= Provided data =

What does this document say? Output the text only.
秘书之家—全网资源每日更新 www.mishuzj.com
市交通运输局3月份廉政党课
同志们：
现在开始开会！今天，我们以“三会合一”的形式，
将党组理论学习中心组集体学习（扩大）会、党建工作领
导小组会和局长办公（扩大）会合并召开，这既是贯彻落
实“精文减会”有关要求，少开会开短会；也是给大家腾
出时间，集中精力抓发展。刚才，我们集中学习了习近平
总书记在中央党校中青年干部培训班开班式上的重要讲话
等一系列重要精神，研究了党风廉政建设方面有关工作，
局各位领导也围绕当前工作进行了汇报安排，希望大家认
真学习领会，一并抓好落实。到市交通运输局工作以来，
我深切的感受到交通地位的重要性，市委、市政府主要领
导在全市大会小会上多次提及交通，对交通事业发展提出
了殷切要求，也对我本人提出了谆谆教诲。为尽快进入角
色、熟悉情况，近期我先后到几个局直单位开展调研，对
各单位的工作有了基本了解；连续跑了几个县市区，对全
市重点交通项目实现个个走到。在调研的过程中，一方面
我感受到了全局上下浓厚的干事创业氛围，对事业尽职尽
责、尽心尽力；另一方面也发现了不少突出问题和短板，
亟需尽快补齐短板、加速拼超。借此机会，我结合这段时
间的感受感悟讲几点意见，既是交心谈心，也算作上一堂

= Given exercise =
All of the records must be repeated exactly.

= Solved exercise =
What does this document say? Output the text only.
秘书之家—全网资源每日更新 www.mishuzj.com
市交通运输局3月份廉政党课
同志们：
现在开始开会！今天，我们以“三会合一”的形式，
将党组理论学习中心组集体学习（扩大）会、党建工作领
导小组会和局长办公（扩大）会合并召开，这既是贯彻落
实“精文减会”有关要求，少开会开短会；也是给大家腾
出时间，集中精力抓发展。刚才，我们集中学习了习近平
总书记在中央党校中青年干部培训班开班式上的重要讲话
等一系列重要精神，研究了党风廉政建设方面有关工作，
局各位领导也围绕当前工作进行了汇报安排，希望大家认
真学习领会，一并抓好落实。到市交通运输局工作以来，
我深切的感受到交通地位的重要性，市委、市政府主要领
导在全市大会小会上多次提及交通，对交通事业发展提出
了殷切要求，也对我本人提出了谆谆教诲。为尽快进入角
色、熟悉情况，近期我先后到几个局直单位开展调研，对
各单位的工作有了基本了解；连续跑了几个县市区，对全
市重点交通项目实现个个走到。在调研的过程中，一方面
我感受到了全局上下浓厚的干事创业氛围，对事业尽职尽
责、尽心尽力；另一方面也发现了不少突出问题和短板，
亟需尽快补齐短板、加速拼超。借此机会，我结合这段时
间的感受感悟讲几点意见，既是交心谈心，也算作上一堂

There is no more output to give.